Extrait à lire =
Le CPS a exhorté le Secrétaire général des Nations Unies, Antonio Guterres, à procéder à la nomination imminente d’un Envoyé spécial auprès de la MINURSO (la Mission des Nations Unies au Sahara occidental) pour soutenir les efforts de paix dans ce pays.
Le Conseil a déclaré que le conflit au Sahara occidental avait retardé les efforts d’intégration régionale dans la région du Maghreb, appelant le secrétaire général de l’ONU à accélérer la nomination d’un envoyé spécial pour faciliter la médiation.
Ce communiqué a soulevé la colère du régime marocain, qui ne s’attendait pas à une telle position de la part du CPS. D’ailleurs, avant même cette rencontre, les services secrets du royaume ont voulu anticiper sur le communiqué final, mais aussi sur l’ordre du jour. Rabat cherchait à éviter que la question sahraouie soit inscrite dans les débats. Un intense lobbying avait commencé des semaines auparavant auprès des instances panafricaines. Mais, c’est surtout à Nairobi, la capitale kenyane que les agissements du Maroc se sont concentrés.
En effet, le Kenya avait convoqué cette fameuse réunion en tant que président de ce mois de mars du Conseil de paix et de sécurité de l’UA, où il avait l’intention de discuter de la paix et de la sécurité ainsi que du changement climatique. Rabat a rapidement réagi en tentant de faire le forcing auprès du président kényan pour ne pas endosser le conflit sahraoui lors de cette réunion.

Lignes fournies =
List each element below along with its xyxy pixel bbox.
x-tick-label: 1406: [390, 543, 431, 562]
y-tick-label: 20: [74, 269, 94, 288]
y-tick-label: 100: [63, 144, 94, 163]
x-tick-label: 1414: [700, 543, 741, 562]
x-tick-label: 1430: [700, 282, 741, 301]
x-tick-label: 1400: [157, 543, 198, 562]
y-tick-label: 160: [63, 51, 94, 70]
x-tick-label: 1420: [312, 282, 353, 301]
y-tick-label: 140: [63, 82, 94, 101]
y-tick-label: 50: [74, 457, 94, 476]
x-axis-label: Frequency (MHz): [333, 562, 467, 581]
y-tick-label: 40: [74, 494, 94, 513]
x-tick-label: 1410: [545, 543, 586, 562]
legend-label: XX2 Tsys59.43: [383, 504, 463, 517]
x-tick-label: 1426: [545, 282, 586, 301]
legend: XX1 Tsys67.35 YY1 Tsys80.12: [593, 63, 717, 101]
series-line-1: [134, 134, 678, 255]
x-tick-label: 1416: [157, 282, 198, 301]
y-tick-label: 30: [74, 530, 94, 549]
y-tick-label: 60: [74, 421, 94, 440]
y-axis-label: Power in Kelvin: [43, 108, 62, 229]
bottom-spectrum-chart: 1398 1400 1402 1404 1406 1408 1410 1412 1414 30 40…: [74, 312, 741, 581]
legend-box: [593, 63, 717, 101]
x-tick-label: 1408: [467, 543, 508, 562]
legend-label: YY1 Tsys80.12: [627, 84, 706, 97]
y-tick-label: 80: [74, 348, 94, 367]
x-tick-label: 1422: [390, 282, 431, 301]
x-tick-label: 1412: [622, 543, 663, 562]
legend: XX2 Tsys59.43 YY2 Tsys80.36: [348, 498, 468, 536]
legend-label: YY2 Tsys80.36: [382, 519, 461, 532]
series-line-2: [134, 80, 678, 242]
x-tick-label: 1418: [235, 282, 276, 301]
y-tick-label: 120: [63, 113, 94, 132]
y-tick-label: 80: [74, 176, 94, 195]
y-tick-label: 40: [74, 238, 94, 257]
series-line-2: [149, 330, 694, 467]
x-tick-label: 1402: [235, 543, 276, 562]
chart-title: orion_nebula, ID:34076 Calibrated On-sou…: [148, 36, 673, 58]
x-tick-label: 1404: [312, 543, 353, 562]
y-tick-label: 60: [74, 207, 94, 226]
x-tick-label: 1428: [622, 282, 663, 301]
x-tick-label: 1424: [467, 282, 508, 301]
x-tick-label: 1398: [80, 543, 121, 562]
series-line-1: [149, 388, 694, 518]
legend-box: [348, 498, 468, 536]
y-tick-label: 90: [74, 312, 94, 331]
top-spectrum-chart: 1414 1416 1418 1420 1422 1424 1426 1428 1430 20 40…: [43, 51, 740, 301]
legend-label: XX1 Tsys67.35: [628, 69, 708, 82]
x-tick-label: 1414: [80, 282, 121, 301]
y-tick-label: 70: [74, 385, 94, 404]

Détails du problème =
Poursuivez le texte sur la réunion du Conseil de paix et de sécurité consacrée au Sahara occidental, à partir de sa dernière phrase.

Réponse proposée =
Nairobi a fait valoir que la question sahraouie a toujours fait partie du tableau noir des conflits dans le continent comme la situation au Soudan du Sud, au Tigré en Ethiopie et d’autres points chauds. Le Kenya a insisté dans sa démarche pour que l’Union africaine joue un rôle prépondérant dans la résolution du conflit maroco-sahraoui, d’autant que l’organisation des Nations unies semble être paralysée depuis la démission de son dernier envoyé spécial dans la région, il y a deux ans.
C’est un journal kenyan, “La Nation”, qui vient de faire des révélations sur le lobbying marocain auprès des autorités de Nairobi durant les préparatifs de cette réunion. Rabat cherchait, soit à l’annuler ou la retarder afin de permettre au diplomate algérien Smail Chergui d’achever son mandat la semaine prochaine en tant que commissaire de l’UA pour la paix et la sécurité.
Selon ce quotidien, le Maroc avait demandé au Kenya de retarder la réunion, avertissant que Chergui utilisait ses derniers jours de son mandat pour «servir l’agenda suspect de son pays d’origine et risquerait de compromettre la position neutre du Kenya concernant la question du Sahara ainsi que son engagement à promouvoir la paix et la stabilité Afrique. »
Le ministre marocain des Affaires étrangères Nasser Bourita avait écrit à son homologue kényan Raychelle Omamo pour lui dire qu’il n’y avait pas de consensus dans les débats sur la question sahraouie.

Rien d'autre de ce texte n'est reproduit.